_Work to be completed_: Wherever the word "frac" appears in the entries, copy the whole line.
▼
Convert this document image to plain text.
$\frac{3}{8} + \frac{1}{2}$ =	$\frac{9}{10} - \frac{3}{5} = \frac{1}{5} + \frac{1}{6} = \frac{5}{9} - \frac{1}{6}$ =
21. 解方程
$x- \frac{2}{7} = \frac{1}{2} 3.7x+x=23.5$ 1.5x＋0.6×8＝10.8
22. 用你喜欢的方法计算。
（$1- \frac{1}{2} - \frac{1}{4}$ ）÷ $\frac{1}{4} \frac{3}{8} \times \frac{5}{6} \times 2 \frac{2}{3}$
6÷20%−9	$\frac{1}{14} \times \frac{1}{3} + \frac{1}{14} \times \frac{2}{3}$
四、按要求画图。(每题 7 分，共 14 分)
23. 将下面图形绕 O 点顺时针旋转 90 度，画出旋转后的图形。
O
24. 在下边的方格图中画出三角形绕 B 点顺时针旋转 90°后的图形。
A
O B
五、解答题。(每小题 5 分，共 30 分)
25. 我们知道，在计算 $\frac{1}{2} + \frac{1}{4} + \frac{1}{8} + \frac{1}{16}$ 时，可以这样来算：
▲
_Worked answer_:
$\frac{3}{8} + \frac{1}{2}$ =	$\frac{9}{10} - \frac{3}{5} = \frac{1}{5} + \frac{1}{6} = \frac{5}{9} - \frac{1}{6}$ =
$x- \frac{2}{7} = \frac{1}{2} 3.7x+x=23.5$ 1.5x＋0.6×8＝10.8
（$1- \frac{1}{2} - \frac{1}{4}$ ）÷ $\frac{1}{4} \frac{3}{8} \times \frac{5}{6} \times 2 \frac{2}{3}$
6÷20%−9	$\frac{1}{14} \times \frac{1}{3} + \frac{1}{14} \times \frac{2}{3}$
25. 我们知道，在计算 $\frac{1}{2} + \frac{1}{4} + \frac{1}{8} + \frac{1}{16}$ 时，可以这样来算：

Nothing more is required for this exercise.